Put each line of the records below into a numbered list, leaving out any blank lines.

--- Data excerpts ---

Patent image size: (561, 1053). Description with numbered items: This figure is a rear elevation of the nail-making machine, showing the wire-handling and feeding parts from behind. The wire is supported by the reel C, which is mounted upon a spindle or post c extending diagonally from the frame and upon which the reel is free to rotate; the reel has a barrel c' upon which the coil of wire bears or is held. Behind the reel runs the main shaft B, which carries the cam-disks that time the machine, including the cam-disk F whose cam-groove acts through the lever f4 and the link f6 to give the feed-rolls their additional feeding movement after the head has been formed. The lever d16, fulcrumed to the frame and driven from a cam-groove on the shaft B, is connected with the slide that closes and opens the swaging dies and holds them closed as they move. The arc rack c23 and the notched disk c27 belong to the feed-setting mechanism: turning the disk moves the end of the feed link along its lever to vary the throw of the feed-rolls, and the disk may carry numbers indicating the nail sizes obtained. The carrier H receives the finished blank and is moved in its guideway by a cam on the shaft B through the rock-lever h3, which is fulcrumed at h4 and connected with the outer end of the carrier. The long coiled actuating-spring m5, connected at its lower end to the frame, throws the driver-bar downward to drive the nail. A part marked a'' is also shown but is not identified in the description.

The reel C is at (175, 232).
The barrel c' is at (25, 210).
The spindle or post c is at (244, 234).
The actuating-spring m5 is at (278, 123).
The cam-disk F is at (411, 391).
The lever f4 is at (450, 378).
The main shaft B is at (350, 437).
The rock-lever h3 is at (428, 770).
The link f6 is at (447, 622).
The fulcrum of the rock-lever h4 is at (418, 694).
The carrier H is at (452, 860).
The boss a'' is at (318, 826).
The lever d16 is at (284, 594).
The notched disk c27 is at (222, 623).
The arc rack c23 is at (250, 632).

---

*Answer to this task*
1. Patent image size: (561, 1053). Description with numbered items: This figure is a rear elevation of the nail-making machine, showing the wire-handling and feeding parts from behind. The wire is supported by the reel C, which is mounted upon a spindle or post c extending diagonally from the frame and upon which the reel is free to rotate; the reel has a barrel c' upon which the coil of wire bears or is held. Behind the reel runs the main shaft B, which carries the cam-disks that time the machine, including the cam-disk F whose cam-groove acts through the lever f4 and the link f6 to give the feed-rolls their additional feeding movement after the head has been formed. The lever d16, fulcrumed to the frame and driven from a cam-groove on the shaft B, is connected with the slide that closes and opens the swaging dies and holds them closed as they move. The arc rack c23 and the notched disk c27 belong to the feed-setting mechanism: turning the disk moves the end of the feed link along its lever to vary the throw of the feed-rolls, and the disk may carry numbers indicating the nail sizes obtained. The carrier H receives the finished blank and is moved in its guideway by a cam on the shaft B through the rock-lever h3, which is fulcrumed at h4 and connected with the outer end of the carrier. The long coiled actuating-spring m5, connected at its lower end to the frame, throws the driver-bar downward to drive the nail. A part marked a'' is also shown but is not identified in the description.
2. The reel C is at (175, 232).
3. The barrel c' is at (25, 210).
4. The spindle or post c is at (244, 234).
5. The actuating-spring m5 is at (278, 123).
6. The cam-disk F is at (411, 391).
7. The lever f4 is at (450, 378).
8. The main shaft B is at (350, 437).
9. The rock-lever h3 is at (428, 770).
10. The link f6 is at (447, 622).
11. The fulcrum of the rock-lever h4 is at (418, 694).
12. The carrier H is at (452, 860).
13. The boss a'' is at (318, 826).
14. The lever d16 is at (284, 594).
15. The notched disk c27 is at (222, 623).
16. The arc rack c23 is at (250, 632).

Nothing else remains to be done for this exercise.